__WORK REQUIRED__
Everything from the line that contains "Convert this screenshot" through the final line of the records below should be quoted exactly, except the pictures.

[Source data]
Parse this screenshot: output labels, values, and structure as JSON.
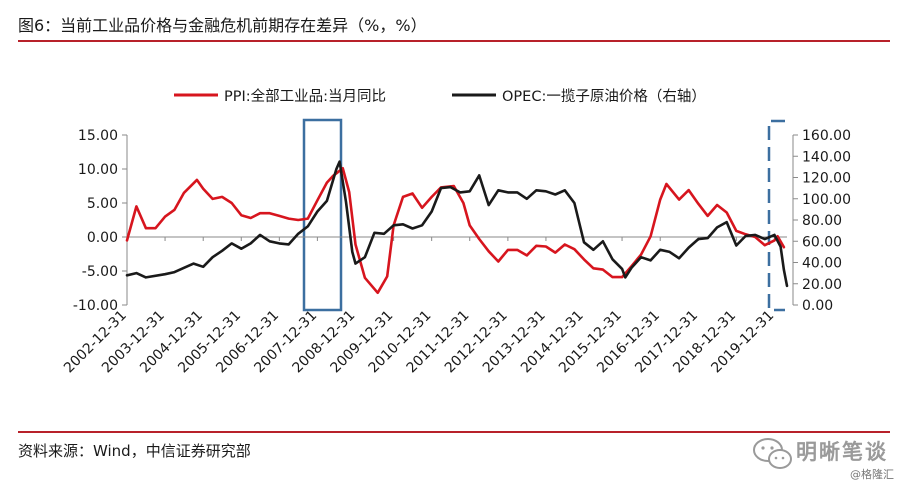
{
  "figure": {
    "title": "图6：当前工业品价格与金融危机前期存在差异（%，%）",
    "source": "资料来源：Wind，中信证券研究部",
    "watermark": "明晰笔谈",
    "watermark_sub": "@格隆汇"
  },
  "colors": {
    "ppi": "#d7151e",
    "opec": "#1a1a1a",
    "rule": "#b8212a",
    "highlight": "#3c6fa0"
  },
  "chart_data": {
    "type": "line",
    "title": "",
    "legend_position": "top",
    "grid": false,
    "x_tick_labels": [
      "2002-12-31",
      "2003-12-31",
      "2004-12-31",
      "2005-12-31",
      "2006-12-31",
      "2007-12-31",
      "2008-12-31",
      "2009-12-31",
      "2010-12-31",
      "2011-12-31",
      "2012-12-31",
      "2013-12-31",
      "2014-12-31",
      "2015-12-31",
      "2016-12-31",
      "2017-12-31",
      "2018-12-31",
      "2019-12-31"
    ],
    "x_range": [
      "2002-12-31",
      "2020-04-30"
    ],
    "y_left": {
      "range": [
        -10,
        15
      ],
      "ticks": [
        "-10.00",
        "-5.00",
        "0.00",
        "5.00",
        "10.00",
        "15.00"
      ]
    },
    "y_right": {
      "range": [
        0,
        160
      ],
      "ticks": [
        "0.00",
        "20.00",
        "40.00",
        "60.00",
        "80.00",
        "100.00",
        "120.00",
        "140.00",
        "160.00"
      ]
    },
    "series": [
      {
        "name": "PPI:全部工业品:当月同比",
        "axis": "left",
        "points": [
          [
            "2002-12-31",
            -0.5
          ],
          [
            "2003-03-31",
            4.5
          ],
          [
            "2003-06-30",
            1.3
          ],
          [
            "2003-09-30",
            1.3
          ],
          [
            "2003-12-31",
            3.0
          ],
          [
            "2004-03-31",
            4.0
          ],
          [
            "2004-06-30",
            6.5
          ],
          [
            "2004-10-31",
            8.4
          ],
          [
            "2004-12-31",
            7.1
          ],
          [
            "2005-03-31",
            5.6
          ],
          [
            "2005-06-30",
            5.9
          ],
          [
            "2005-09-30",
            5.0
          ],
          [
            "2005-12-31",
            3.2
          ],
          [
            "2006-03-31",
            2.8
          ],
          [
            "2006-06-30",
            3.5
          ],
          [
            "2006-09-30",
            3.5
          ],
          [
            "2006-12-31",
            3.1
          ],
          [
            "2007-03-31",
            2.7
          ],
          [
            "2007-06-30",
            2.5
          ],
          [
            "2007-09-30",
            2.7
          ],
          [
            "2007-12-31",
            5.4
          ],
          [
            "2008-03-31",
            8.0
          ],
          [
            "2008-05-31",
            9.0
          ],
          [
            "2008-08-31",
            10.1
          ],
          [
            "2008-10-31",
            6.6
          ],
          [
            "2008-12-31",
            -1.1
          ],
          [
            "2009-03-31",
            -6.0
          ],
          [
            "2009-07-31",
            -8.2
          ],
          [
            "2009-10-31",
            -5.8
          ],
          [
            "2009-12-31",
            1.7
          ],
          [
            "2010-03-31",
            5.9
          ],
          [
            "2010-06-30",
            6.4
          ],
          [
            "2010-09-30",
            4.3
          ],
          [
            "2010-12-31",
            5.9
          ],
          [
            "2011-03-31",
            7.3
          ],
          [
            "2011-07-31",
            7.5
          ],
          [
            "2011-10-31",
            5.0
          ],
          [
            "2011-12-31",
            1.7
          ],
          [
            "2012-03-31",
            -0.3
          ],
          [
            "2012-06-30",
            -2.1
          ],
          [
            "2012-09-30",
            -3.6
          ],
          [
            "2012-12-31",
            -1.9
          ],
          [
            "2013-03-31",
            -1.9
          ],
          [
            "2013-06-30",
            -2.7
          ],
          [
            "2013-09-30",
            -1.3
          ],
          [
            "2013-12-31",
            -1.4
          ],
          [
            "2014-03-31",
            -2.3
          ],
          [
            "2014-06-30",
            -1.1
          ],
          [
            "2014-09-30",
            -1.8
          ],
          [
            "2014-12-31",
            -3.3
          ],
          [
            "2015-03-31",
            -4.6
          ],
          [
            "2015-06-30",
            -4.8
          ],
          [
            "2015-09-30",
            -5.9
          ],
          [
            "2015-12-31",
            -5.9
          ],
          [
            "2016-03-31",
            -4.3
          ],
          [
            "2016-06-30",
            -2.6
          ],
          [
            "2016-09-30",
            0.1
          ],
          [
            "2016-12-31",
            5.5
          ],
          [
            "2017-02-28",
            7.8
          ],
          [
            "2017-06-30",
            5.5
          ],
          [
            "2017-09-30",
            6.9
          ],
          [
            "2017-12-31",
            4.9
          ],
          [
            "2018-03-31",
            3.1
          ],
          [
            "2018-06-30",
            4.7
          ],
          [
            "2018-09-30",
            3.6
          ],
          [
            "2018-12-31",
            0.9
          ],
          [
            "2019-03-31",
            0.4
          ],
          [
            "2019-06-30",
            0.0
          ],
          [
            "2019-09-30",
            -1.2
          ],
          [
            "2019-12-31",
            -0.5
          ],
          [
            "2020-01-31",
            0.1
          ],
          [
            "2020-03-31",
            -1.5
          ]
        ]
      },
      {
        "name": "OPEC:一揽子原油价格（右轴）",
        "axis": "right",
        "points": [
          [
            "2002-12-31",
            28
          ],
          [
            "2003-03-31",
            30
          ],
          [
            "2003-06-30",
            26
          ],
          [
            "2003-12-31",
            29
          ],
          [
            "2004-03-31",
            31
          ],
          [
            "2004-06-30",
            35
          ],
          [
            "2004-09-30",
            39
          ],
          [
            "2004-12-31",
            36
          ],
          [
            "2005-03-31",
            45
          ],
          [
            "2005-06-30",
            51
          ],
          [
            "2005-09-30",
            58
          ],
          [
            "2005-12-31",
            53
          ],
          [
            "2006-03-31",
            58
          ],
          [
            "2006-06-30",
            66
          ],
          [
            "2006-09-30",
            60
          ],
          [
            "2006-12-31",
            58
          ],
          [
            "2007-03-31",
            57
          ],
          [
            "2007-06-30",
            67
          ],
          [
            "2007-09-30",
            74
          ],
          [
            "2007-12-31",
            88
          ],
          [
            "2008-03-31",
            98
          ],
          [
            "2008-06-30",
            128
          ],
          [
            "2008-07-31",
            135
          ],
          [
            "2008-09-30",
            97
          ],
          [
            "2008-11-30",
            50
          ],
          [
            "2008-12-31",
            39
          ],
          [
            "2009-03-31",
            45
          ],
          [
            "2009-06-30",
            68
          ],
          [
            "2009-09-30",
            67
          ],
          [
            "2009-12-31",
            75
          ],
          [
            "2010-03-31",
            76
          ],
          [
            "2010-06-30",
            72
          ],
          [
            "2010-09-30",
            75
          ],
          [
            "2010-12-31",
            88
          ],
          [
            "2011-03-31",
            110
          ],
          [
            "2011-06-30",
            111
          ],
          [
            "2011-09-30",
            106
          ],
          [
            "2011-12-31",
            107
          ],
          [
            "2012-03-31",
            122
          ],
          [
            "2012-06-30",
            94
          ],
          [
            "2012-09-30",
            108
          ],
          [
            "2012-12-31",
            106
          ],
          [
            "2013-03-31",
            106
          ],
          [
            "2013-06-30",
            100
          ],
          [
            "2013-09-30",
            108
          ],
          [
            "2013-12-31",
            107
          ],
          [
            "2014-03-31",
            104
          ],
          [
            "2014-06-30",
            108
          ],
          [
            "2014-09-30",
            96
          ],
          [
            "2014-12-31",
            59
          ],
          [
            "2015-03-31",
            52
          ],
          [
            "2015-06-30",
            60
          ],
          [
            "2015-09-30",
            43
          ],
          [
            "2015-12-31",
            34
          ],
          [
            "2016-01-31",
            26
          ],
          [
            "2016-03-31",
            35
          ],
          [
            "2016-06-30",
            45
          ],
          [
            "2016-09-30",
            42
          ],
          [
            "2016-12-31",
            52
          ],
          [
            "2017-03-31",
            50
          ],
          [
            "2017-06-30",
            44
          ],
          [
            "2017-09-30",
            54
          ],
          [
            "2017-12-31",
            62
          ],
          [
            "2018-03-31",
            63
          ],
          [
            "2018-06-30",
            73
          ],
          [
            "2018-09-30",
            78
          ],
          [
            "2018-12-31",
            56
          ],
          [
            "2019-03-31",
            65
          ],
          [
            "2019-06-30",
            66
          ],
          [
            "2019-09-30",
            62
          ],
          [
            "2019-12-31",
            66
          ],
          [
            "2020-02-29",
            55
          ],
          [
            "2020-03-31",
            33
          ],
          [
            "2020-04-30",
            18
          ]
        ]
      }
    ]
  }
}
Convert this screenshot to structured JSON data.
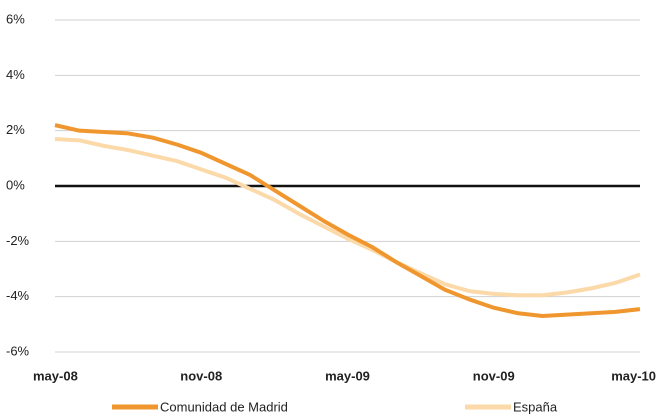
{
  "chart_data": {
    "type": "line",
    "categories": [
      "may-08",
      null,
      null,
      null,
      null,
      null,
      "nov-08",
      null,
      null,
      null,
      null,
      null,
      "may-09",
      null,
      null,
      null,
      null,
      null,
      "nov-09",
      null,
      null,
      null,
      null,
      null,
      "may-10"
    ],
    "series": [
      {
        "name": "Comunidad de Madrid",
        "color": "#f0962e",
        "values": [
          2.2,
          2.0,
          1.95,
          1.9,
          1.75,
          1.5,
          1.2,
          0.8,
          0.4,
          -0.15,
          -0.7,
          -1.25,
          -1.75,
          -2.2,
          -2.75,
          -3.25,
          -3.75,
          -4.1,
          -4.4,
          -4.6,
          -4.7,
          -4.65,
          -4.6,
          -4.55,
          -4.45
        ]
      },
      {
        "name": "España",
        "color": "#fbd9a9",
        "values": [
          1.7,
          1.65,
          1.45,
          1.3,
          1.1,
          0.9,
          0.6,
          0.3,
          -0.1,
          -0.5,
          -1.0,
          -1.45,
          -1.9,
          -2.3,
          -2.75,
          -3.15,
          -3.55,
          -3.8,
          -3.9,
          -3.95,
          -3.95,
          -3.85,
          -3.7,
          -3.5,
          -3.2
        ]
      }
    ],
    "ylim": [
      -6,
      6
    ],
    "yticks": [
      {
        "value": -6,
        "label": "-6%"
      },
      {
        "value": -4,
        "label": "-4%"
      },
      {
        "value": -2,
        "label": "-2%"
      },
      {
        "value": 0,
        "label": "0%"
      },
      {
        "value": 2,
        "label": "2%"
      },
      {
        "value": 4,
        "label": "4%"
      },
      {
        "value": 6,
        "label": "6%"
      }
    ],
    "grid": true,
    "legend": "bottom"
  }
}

__TASK SOLUTION__
Convert this screenshot to structured JSON data.
{
  "chart_data": {
    "type": "line",
    "categories": [
      "may-08",
      null,
      null,
      null,
      null,
      null,
      "nov-08",
      null,
      null,
      null,
      null,
      null,
      "may-09",
      null,
      null,
      null,
      null,
      null,
      "nov-09",
      null,
      null,
      null,
      null,
      null,
      "may-10"
    ],
    "series": [
      {
        "name": "Comunidad de Madrid",
        "color": "#f0962e",
        "values": [
          2.2,
          2.0,
          1.95,
          1.9,
          1.75,
          1.5,
          1.2,
          0.8,
          0.4,
          -0.15,
          -0.7,
          -1.25,
          -1.75,
          -2.2,
          -2.75,
          -3.25,
          -3.75,
          -4.1,
          -4.4,
          -4.6,
          -4.7,
          -4.65,
          -4.6,
          -4.55,
          -4.45
        ]
      },
      {
        "name": "España",
        "color": "#fbd9a9",
        "values": [
          1.7,
          1.65,
          1.45,
          1.3,
          1.1,
          0.9,
          0.6,
          0.3,
          -0.1,
          -0.5,
          -1.0,
          -1.45,
          -1.9,
          -2.3,
          -2.75,
          -3.15,
          -3.55,
          -3.8,
          -3.9,
          -3.95,
          -3.95,
          -3.85,
          -3.7,
          -3.5,
          -3.2
        ]
      }
    ],
    "ylim": [
      -6,
      6
    ],
    "yticks": [
      {
        "value": -6,
        "label": "-6%"
      },
      {
        "value": -4,
        "label": "-4%"
      },
      {
        "value": -2,
        "label": "-2%"
      },
      {
        "value": 0,
        "label": "0%"
      },
      {
        "value": 2,
        "label": "2%"
      },
      {
        "value": 4,
        "label": "4%"
      },
      {
        "value": 6,
        "label": "6%"
      }
    ],
    "grid": true,
    "legend": "bottom"
  }
}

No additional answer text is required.